* What is asked: Output the data that follows exactly, line for line.

(Extracts from a graphics dataset)
● ● ● ● ● ● ●

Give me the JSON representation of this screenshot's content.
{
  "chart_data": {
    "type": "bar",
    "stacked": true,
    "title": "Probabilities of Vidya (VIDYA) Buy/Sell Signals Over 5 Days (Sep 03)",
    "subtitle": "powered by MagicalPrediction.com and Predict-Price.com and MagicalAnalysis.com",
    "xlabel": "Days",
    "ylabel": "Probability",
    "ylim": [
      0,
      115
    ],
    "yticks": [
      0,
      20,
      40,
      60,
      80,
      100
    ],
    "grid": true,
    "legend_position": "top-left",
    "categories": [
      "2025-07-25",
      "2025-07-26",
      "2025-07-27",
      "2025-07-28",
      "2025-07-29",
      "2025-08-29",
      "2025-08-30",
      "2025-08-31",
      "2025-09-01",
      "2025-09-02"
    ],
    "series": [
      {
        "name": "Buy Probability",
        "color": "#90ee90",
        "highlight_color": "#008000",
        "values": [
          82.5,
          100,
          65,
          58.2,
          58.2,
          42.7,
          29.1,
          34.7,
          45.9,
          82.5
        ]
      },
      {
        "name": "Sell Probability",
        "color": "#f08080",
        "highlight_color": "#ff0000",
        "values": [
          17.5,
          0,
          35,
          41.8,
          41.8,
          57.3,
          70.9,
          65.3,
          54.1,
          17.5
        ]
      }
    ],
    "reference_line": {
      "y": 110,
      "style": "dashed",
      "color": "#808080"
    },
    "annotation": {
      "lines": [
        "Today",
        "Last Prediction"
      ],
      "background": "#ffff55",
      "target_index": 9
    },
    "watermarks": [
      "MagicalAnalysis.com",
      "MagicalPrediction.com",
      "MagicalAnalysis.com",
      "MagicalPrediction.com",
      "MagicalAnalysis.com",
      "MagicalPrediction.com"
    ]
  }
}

● ● ● ● ● ● ●

* Response:
Give me the JSON representation of this screenshot's content.
{
  "chart_data": {
    "type": "bar",
    "stacked": true,
    "title": "Probabilities of Vidya (VIDYA) Buy/Sell Signals Over 5 Days (Sep 03)",
    "subtitle": "powered by MagicalPrediction.com and Predict-Price.com and MagicalAnalysis.com",
    "xlabel": "Days",
    "ylabel": "Probability",
    "ylim": [
      0,
      115
    ],
    "yticks": [
      0,
      20,
      40,
      60,
      80,
      100
    ],
    "grid": true,
    "legend_position": "top-left",
    "categories": [
      "2025-07-25",
      "2025-07-26",
      "2025-07-27",
      "2025-07-28",
      "2025-07-29",
      "2025-08-29",
      "2025-08-30",
      "2025-08-31",
      "2025-09-01",
      "2025-09-02"
    ],
    "series": [
      {
        "name": "Buy Probability",
        "color": "#90ee90",
        "highlight_color": "#008000",
        "values": [
          82.5,
          100,
          65,
          58.2,
          58.2,
          42.7,
          29.1,
          34.7,
          45.9,
          82.5
        ]
      },
      {
        "name": "Sell Probability",
        "color": "#f08080",
        "highlight_color": "#ff0000",
        "values": [
          17.5,
          0,
          35,
          41.8,
          41.8,
          57.3,
          70.9,
          65.3,
          54.1,
          17.5
        ]
      }
    ],
    "reference_line": {
      "y": 110,
      "style": "dashed",
      "color": "#808080"
    },
    "annotation": {
      "lines": [
        "Today",
        "Last Prediction"
      ],
      "background": "#ffff55",
      "target_index": 9
    },
    "watermarks": [
      "MagicalAnalysis.com",
      "MagicalPrediction.com",
      "MagicalAnalysis.com",
      "MagicalPrediction.com",
      "MagicalAnalysis.com",
      "MagicalPrediction.com"
    ]
  }
}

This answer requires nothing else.